=== RECORD SET ===

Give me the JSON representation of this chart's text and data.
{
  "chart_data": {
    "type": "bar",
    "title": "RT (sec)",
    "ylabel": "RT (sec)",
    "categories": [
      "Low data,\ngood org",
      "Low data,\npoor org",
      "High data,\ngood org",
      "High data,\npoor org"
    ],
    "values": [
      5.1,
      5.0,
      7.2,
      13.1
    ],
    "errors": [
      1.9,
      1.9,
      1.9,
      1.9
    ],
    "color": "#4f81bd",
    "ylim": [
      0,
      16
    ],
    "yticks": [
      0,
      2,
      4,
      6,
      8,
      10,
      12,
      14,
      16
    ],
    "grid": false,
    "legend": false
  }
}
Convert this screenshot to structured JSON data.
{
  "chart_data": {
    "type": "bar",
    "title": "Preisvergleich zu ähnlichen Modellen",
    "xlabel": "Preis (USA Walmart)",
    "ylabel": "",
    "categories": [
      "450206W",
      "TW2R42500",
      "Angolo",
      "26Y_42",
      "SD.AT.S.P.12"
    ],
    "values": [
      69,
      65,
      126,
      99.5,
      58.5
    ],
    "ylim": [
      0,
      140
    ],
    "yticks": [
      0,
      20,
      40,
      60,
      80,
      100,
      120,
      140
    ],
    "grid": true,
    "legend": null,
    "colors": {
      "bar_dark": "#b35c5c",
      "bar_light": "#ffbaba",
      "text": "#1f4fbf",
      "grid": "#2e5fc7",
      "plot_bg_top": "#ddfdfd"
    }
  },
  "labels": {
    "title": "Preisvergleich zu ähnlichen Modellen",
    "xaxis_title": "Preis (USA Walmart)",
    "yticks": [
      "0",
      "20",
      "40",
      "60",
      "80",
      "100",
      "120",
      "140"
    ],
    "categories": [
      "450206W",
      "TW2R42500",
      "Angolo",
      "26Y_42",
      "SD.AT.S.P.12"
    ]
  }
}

===

WORK TO DO | Recopy the entries above exactly, with every line included.

RESPONSE TO THE TASK |
Give me the JSON representation of this chart's text and data.
{
  "chart_data": {
    "type": "bar",
    "title": "RT (sec)",
    "ylabel": "RT (sec)",
    "categories": [
      "Low data,\ngood org",
      "Low data,\npoor org",
      "High data,\ngood org",
      "High data,\npoor org"
    ],
    "values": [
      5.1,
      5.0,
      7.2,
      13.1
    ],
    "errors": [
      1.9,
      1.9,
      1.9,
      1.9
    ],
    "color": "#4f81bd",
    "ylim": [
      0,
      16
    ],
    "yticks": [
      0,
      2,
      4,
      6,
      8,
      10,
      12,
      14,
      16
    ],
    "grid": false,
    "legend": false
  }
}
Convert this screenshot to structured JSON data.
{
  "chart_data": {
    "type": "bar",
    "title": "Preisvergleich zu ähnlichen Modellen",
    "xlabel": "Preis (USA Walmart)",
    "ylabel": "",
    "categories": [
      "450206W",
      "TW2R42500",
      "Angolo",
      "26Y_42",
      "SD.AT.S.P.12"
    ],
    "values": [
      69,
      65,
      126,
      99.5,
      58.5
    ],
    "ylim": [
      0,
      140
    ],
    "yticks": [
      0,
      20,
      40,
      60,
      80,
      100,
      120,
      140
    ],
    "grid": true,
    "legend": null,
    "colors": {
      "bar_dark": "#b35c5c",
      "bar_light": "#ffbaba",
      "text": "#1f4fbf",
      "grid": "#2e5fc7",
      "plot_bg_top": "#ddfdfd"
    }
  },
  "labels": {
    "title": "Preisvergleich zu ähnlichen Modellen",
    "xaxis_title": "Preis (USA Walmart)",
    "yticks": [
      "0",
      "20",
      "40",
      "60",
      "80",
      "100",
      "120",
      "140"
    ],
    "categories": [
      "450206W",
      "TW2R42500",
      "Angolo",
      "26Y_42",
      "SD.AT.S.P.12"
    ]
  }
}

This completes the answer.